#### [Record excerpts]
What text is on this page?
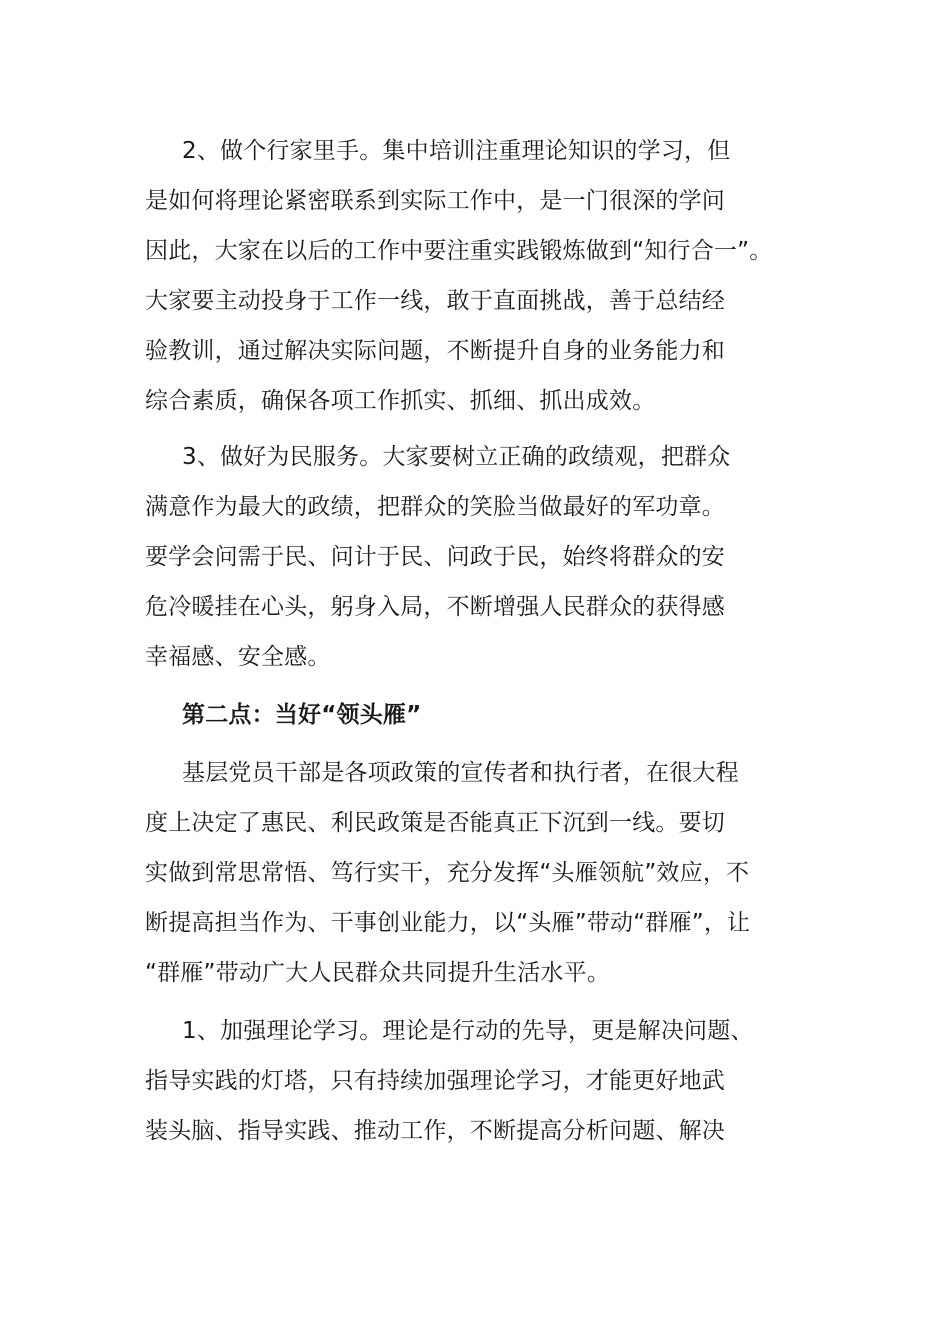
2、做个行家里手。集中培训注重理论知识的学习，但
是如何将理论紧密联系到实际工作中，是一门很深的学问
因此，大家在以后的工作中要注重实践锻炼做到“知行合一”。
大家要主动投身于工作一线，敢于直面挑战，善于总结经
验教训，通过解决实际问题，不断提升自身的业务能力和
综合素质，确保各项工作抓实、抓细、抓出成效。

3、做好为民服务。大家要树立正确的政绩观，把群众
满意作为最大的政绩，把群众的笑脸当做最好的军功章。
要学会问需于民、问计于民、问政于民，始终将群众的安
危冷暖挂在心头，躬身入局，不断增强人民群众的获得感
幸福感、安全感。

第二点：当好“领头雁”

基层党员干部是各项政策的宣传者和执行者，在很大程
度上决定了惠民、利民政策是否能真正下沉到一线。要切
实做到常思常悟、笃行实干，充分发挥“头雁领航”效应，不
断提高担当作为、干事创业能力，以“头雁”带动“群雁”，让
“群雁”带动广大人民群众共同提升生活水平。

1、加强理论学习。理论是行动的先导，更是解决问题、
指导实践的灯塔，只有持续加强理论学习，才能更好地武
装头脑、指导实践、推动工作，不断提高分析问题、解决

#### [Exercise details]
Using the material above, set down every line exactly, but skip the pictures.

#### [Expected answer]
What text is on this page?
2、做个行家里手。集中培训注重理论知识的学习，但
是如何将理论紧密联系到实际工作中，是一门很深的学问
因此，大家在以后的工作中要注重实践锻炼做到“知行合一”。
大家要主动投身于工作一线，敢于直面挑战，善于总结经
验教训，通过解决实际问题，不断提升自身的业务能力和
综合素质，确保各项工作抓实、抓细、抓出成效。

3、做好为民服务。大家要树立正确的政绩观，把群众
满意作为最大的政绩，把群众的笑脸当做最好的军功章。
要学会问需于民、问计于民、问政于民，始终将群众的安
危冷暖挂在心头，躬身入局，不断增强人民群众的获得感
幸福感、安全感。

第二点：当好“领头雁”

基层党员干部是各项政策的宣传者和执行者，在很大程
度上决定了惠民、利民政策是否能真正下沉到一线。要切
实做到常思常悟、笃行实干，充分发挥“头雁领航”效应，不
断提高担当作为、干事创业能力，以“头雁”带动“群雁”，让
“群雁”带动广大人民群众共同提升生活水平。

1、加强理论学习。理论是行动的先导，更是解决问题、
指导实践的灯塔，只有持续加强理论学习，才能更好地武
装头脑、指导实践、推动工作，不断提高分析问题、解决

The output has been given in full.